Wherever "JSON" appears in a line, copy that line.

* Collected data entries:

┄┄┄┄┄┄

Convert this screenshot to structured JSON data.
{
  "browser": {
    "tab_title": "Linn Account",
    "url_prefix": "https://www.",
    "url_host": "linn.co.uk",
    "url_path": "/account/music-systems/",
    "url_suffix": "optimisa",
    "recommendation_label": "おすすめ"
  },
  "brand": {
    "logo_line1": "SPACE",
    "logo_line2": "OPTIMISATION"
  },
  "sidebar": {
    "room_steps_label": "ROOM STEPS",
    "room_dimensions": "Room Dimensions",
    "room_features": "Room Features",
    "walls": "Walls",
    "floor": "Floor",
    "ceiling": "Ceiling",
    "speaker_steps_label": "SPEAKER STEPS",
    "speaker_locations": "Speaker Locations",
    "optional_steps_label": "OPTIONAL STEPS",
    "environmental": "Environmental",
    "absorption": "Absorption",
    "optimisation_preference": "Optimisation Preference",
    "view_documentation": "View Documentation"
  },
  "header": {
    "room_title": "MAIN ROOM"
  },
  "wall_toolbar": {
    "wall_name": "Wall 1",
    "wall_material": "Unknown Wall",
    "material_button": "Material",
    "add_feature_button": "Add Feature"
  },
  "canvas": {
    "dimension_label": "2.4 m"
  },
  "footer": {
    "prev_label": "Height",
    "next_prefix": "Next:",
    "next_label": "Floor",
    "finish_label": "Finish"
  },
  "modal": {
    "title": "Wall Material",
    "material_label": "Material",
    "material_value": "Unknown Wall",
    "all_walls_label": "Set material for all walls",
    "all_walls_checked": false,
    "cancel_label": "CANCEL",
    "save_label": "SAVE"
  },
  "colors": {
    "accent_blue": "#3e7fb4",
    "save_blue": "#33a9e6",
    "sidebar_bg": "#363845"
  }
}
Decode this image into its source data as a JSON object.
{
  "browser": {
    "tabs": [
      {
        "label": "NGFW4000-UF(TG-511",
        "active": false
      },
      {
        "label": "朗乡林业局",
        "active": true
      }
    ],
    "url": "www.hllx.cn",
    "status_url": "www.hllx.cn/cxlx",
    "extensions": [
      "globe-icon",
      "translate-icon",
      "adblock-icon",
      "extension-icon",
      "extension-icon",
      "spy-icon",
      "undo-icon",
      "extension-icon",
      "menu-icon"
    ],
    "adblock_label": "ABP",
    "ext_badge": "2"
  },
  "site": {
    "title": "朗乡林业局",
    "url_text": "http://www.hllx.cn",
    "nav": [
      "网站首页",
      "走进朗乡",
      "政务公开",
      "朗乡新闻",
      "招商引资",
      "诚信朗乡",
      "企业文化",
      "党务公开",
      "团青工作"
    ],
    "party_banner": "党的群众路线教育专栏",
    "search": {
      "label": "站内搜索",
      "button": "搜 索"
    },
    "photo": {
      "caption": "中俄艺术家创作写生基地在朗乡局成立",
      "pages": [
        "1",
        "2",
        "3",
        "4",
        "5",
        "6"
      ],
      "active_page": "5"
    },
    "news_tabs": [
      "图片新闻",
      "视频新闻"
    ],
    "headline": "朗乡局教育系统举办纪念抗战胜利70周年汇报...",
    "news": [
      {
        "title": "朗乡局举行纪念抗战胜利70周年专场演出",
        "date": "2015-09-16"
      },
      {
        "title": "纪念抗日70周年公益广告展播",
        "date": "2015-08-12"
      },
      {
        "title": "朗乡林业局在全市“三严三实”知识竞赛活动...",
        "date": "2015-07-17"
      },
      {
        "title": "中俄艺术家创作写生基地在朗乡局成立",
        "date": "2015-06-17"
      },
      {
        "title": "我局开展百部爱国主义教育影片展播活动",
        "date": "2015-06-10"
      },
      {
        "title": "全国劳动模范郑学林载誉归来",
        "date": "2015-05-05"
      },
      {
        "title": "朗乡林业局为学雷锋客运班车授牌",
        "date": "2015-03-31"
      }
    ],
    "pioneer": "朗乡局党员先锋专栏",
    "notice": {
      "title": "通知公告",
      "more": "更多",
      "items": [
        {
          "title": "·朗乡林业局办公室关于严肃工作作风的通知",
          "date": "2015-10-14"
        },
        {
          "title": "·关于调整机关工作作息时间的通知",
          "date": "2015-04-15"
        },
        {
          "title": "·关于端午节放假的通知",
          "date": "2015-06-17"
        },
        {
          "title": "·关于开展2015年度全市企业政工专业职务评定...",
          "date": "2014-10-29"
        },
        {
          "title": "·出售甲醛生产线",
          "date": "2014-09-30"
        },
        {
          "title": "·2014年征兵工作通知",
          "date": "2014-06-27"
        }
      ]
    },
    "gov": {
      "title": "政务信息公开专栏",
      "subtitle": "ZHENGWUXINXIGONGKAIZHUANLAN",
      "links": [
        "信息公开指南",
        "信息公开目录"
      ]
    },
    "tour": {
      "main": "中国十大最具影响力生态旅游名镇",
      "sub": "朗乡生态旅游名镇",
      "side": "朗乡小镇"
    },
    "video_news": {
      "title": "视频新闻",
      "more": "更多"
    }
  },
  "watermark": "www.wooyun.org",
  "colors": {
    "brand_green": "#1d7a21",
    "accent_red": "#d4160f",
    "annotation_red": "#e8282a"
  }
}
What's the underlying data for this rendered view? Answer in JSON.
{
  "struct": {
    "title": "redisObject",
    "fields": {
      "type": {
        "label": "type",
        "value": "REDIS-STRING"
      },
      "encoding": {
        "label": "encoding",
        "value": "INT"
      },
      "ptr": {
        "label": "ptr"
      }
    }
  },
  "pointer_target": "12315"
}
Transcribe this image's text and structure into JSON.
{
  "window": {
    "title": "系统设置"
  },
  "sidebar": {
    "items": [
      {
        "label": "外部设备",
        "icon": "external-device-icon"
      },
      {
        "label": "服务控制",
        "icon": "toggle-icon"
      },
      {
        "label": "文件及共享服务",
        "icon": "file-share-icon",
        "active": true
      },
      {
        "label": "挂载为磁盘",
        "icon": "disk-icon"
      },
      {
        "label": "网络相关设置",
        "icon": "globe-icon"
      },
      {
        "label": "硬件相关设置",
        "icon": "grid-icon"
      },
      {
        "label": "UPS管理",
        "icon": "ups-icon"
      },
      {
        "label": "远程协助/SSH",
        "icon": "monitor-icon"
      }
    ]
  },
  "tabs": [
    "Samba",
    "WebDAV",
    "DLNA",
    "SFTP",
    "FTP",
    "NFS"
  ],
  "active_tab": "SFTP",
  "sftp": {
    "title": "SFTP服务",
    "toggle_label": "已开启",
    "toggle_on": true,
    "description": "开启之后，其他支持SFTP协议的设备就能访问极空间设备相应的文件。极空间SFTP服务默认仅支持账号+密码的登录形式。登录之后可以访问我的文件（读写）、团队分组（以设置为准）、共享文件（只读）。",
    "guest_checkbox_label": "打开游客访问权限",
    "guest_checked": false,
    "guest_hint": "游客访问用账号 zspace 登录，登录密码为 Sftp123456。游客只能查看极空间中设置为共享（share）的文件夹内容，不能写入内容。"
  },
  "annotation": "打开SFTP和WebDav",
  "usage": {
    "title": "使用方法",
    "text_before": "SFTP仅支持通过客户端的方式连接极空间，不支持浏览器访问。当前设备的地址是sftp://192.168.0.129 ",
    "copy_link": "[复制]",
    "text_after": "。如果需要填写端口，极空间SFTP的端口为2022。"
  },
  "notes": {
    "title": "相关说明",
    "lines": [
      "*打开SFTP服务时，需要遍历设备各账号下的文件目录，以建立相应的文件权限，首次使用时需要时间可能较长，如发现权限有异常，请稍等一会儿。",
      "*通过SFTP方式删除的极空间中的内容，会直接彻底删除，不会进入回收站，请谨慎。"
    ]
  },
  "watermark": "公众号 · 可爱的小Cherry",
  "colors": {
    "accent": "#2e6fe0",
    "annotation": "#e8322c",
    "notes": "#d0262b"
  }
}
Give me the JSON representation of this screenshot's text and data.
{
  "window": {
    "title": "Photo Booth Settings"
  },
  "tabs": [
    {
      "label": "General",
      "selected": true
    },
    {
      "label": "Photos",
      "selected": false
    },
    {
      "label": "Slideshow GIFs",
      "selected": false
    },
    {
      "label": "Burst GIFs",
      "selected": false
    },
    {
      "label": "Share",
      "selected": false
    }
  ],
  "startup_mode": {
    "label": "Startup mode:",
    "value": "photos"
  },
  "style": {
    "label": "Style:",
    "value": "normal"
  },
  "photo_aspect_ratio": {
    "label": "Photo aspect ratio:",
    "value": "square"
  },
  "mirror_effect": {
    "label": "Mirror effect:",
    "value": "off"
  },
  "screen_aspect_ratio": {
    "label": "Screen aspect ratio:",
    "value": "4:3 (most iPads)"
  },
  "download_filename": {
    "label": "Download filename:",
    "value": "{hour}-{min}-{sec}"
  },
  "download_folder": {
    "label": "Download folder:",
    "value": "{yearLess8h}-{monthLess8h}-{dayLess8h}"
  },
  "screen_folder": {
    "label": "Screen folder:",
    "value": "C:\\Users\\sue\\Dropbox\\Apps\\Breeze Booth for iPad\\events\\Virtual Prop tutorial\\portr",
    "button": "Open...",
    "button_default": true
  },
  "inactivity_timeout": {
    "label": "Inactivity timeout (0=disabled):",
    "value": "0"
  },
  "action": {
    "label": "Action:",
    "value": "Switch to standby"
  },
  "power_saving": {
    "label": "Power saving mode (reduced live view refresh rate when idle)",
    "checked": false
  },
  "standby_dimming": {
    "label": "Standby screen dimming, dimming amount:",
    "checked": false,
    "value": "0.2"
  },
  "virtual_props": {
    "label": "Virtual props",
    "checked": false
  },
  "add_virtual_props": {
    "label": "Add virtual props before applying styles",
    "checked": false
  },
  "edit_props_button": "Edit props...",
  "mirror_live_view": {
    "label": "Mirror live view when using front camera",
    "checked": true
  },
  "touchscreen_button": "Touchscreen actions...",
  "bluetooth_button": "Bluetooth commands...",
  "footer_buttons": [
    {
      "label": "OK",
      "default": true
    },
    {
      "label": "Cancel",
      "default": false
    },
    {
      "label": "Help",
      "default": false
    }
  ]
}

┄┄┄┄┄┄

* Written response:
Convert this screenshot to structured JSON data.
Decode this image into its source data as a JSON object.
What's the underlying data for this rendered view? Answer in JSON.
Transcribe this image's text and structure into JSON.
Give me the JSON representation of this screenshot's text and data.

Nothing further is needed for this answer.